WHAT THE EXERCISE ASKS
Are you able to retype all the records below exactly?

INPUT
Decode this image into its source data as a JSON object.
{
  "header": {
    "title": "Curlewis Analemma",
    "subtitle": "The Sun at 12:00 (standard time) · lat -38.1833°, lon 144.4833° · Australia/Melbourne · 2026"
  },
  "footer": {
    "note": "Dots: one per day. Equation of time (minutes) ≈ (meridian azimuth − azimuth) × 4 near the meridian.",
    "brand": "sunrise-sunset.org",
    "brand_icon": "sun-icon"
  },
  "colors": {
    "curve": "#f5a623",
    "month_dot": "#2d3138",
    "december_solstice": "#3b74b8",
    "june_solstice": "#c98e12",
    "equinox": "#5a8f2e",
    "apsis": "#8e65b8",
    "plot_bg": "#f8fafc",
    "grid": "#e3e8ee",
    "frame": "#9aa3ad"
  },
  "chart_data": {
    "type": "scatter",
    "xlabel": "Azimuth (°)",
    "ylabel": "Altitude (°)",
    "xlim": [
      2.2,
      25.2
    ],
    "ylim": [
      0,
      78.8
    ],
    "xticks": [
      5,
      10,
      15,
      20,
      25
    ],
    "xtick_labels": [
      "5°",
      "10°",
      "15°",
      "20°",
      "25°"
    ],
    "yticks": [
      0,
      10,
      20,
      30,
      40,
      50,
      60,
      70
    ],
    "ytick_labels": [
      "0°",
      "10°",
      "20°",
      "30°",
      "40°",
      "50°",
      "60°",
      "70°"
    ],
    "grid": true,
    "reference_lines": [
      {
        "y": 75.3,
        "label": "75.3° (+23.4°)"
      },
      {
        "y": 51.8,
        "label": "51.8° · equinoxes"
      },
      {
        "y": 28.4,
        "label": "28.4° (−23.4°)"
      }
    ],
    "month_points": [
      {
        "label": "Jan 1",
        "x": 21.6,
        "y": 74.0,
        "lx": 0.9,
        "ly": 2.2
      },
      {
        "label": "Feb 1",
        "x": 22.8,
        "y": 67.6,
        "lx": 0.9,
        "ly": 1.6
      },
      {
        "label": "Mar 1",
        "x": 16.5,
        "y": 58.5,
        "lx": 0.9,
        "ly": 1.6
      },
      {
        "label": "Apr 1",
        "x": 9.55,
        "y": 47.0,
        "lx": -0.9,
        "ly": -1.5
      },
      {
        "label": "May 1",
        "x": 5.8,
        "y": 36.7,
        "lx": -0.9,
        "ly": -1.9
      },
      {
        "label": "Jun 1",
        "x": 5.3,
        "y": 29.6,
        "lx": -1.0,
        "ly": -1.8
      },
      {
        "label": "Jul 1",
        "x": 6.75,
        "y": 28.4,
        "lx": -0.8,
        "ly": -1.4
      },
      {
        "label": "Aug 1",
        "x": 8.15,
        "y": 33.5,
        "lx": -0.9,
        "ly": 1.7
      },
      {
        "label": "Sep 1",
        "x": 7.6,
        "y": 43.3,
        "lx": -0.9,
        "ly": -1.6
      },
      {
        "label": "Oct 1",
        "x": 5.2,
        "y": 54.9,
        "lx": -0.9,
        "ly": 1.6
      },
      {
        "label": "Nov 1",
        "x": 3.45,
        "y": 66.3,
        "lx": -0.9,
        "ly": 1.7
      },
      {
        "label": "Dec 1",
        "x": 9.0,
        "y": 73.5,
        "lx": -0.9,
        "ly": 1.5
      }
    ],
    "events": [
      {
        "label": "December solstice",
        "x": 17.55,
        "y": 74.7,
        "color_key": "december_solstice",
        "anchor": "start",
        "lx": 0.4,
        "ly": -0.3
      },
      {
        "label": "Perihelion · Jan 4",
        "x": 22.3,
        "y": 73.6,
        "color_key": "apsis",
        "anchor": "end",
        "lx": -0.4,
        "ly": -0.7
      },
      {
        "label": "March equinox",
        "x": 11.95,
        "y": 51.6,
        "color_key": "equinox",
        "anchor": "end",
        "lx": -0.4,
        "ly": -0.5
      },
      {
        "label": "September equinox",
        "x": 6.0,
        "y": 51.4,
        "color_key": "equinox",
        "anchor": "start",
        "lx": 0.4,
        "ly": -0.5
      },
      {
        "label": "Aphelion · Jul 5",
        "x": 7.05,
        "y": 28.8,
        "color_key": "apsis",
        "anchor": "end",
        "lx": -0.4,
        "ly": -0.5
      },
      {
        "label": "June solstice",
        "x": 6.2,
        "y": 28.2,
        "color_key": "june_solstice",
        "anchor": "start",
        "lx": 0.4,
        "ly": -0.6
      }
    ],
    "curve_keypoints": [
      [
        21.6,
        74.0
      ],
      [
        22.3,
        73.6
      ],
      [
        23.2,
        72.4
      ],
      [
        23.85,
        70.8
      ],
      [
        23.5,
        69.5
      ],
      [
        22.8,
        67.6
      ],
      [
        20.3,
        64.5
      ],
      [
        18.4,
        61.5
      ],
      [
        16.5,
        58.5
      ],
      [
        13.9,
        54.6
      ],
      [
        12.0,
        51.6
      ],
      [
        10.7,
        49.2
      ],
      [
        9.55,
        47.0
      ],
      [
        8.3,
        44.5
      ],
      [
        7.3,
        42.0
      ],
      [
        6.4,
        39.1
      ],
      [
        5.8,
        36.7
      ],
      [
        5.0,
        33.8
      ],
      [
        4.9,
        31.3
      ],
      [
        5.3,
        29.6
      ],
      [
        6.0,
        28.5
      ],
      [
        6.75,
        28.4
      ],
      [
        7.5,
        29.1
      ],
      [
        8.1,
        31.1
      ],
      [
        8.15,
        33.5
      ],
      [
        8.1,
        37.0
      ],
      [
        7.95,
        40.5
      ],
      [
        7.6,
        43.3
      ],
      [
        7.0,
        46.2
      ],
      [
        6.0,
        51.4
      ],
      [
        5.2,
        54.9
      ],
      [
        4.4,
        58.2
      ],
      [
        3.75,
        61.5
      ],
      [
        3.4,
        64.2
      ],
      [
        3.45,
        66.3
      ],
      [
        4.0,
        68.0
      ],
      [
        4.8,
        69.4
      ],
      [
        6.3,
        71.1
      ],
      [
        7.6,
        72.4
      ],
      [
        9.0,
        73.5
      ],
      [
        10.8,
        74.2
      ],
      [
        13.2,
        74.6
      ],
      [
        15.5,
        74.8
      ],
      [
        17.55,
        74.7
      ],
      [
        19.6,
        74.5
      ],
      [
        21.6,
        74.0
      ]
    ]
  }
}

REPLY
Decode this image into its source data as a JSON object.
{
  "header": {
    "title": "Curlewis Analemma",
    "subtitle": "The Sun at 12:00 (standard time) · lat -38.1833°, lon 144.4833° · Australia/Melbourne · 2026"
  },
  "footer": {
    "note": "Dots: one per day. Equation of time (minutes) ≈ (meridian azimuth − azimuth) × 4 near the meridian.",
    "brand": "sunrise-sunset.org",
    "brand_icon": "sun-icon"
  },
  "colors": {
    "curve": "#f5a623",
    "month_dot": "#2d3138",
    "december_solstice": "#3b74b8",
    "june_solstice": "#c98e12",
    "equinox": "#5a8f2e",
    "apsis": "#8e65b8",
    "plot_bg": "#f8fafc",
    "grid": "#e3e8ee",
    "frame": "#9aa3ad"
  },
  "chart_data": {
    "type": "scatter",
    "xlabel": "Azimuth (°)",
    "ylabel": "Altitude (°)",
    "xlim": [
      2.2,
      25.2
    ],
    "ylim": [
      0,
      78.8
    ],
    "xticks": [
      5,
      10,
      15,
      20,
      25
    ],
    "xtick_labels": [
      "5°",
      "10°",
      "15°",
      "20°",
      "25°"
    ],
    "yticks": [
      0,
      10,
      20,
      30,
      40,
      50,
      60,
      70
    ],
    "ytick_labels": [
      "0°",
      "10°",
      "20°",
      "30°",
      "40°",
      "50°",
      "60°",
      "70°"
    ],
    "grid": true,
    "reference_lines": [
      {
        "y": 75.3,
        "label": "75.3° (+23.4°)"
      },
      {
        "y": 51.8,
        "label": "51.8° · equinoxes"
      },
      {
        "y": 28.4,
        "label": "28.4° (−23.4°)"
      }
    ],
    "month_points": [
      {
        "label": "Jan 1",
        "x": 21.6,
        "y": 74.0,
        "lx": 0.9,
        "ly": 2.2
      },
      {
        "label": "Feb 1",
        "x": 22.8,
        "y": 67.6,
        "lx": 0.9,
        "ly": 1.6
      },
      {
        "label": "Mar 1",
        "x": 16.5,
        "y": 58.5,
        "lx": 0.9,
        "ly": 1.6
      },
      {
        "label": "Apr 1",
        "x": 9.55,
        "y": 47.0,
        "lx": -0.9,
        "ly": -1.5
      },
      {
        "label": "May 1",
        "x": 5.8,
        "y": 36.7,
        "lx": -0.9,
        "ly": -1.9
      },
      {
        "label": "Jun 1",
        "x": 5.3,
        "y": 29.6,
        "lx": -1.0,
        "ly": -1.8
      },
      {
        "label": "Jul 1",
        "x": 6.75,
        "y": 28.4,
        "lx": -0.8,
        "ly": -1.4
      },
      {
        "label": "Aug 1",
        "x": 8.15,
        "y": 33.5,
        "lx": -0.9,
        "ly": 1.7
      },
      {
        "label": "Sep 1",
        "x": 7.6,
        "y": 43.3,
        "lx": -0.9,
        "ly": -1.6
      },
      {
        "label": "Oct 1",
        "x": 5.2,
        "y": 54.9,
        "lx": -0.9,
        "ly": 1.6
      },
      {
        "label": "Nov 1",
        "x": 3.45,
        "y": 66.3,
        "lx": -0.9,
        "ly": 1.7
      },
      {
        "label": "Dec 1",
        "x": 9.0,
        "y": 73.5,
        "lx": -0.9,
        "ly": 1.5
      }
    ],
    "events": [
      {
        "label": "December solstice",
        "x": 17.55,
        "y": 74.7,
        "color_key": "december_solstice",
        "anchor": "start",
        "lx": 0.4,
        "ly": -0.3
      },
      {
        "label": "Perihelion · Jan 4",
        "x": 22.3,
        "y": 73.6,
        "color_key": "apsis",
        "anchor": "end",
        "lx": -0.4,
        "ly": -0.7
      },
      {
        "label": "March equinox",
        "x": 11.95,
        "y": 51.6,
        "color_key": "equinox",
        "anchor": "end",
        "lx": -0.4,
        "ly": -0.5
      },
      {
        "label": "September equinox",
        "x": 6.0,
        "y": 51.4,
        "color_key": "equinox",
        "anchor": "start",
        "lx": 0.4,
        "ly": -0.5
      },
      {
        "label": "Aphelion · Jul 5",
        "x": 7.05,
        "y": 28.8,
        "color_key": "apsis",
        "anchor": "end",
        "lx": -0.4,
        "ly": -0.5
      },
      {
        "label": "June solstice",
        "x": 6.2,
        "y": 28.2,
        "color_key": "june_solstice",
        "anchor": "start",
        "lx": 0.4,
        "ly": -0.6
      }
    ],
    "curve_keypoints": [
      [
        21.6,
        74.0
      ],
      [
        22.3,
        73.6
      ],
      [
        23.2,
        72.4
      ],
      [
        23.85,
        70.8
      ],
      [
        23.5,
        69.5
      ],
      [
        22.8,
        67.6
      ],
      [
        20.3,
        64.5
      ],
      [
        18.4,
        61.5
      ],
      [
        16.5,
        58.5
      ],
      [
        13.9,
        54.6
      ],
      [
        12.0,
        51.6
      ],
      [
        10.7,
        49.2
      ],
      [
        9.55,
        47.0
      ],
      [
        8.3,
        44.5
      ],
      [
        7.3,
        42.0
      ],
      [
        6.4,
        39.1
      ],
      [
        5.8,
        36.7
      ],
      [
        5.0,
        33.8
      ],
      [
        4.9,
        31.3
      ],
      [
        5.3,
        29.6
      ],
      [
        6.0,
        28.5
      ],
      [
        6.75,
        28.4
      ],
      [
        7.5,
        29.1
      ],
      [
        8.1,
        31.1
      ],
      [
        8.15,
        33.5
      ],
      [
        8.1,
        37.0
      ],
      [
        7.95,
        40.5
      ],
      [
        7.6,
        43.3
      ],
      [
        7.0,
        46.2
      ],
      [
        6.0,
        51.4
      ],
      [
        5.2,
        54.9
      ],
      [
        4.4,
        58.2
      ],
      [
        3.75,
        61.5
      ],
      [
        3.4,
        64.2
      ],
      [
        3.45,
        66.3
      ],
      [
        4.0,
        68.0
      ],
      [
        4.8,
        69.4
      ],
      [
        6.3,
        71.1
      ],
      [
        7.6,
        72.4
      ],
      [
        9.0,
        73.5
      ],
      [
        10.8,
        74.2
      ],
      [
        13.2,
        74.6
      ],
      [
        15.5,
        74.8
      ],
      [
        17.55,
        74.7
      ],
      [
        19.6,
        74.5
      ],
      [
        21.6,
        74.0
      ]
    ]
  }
}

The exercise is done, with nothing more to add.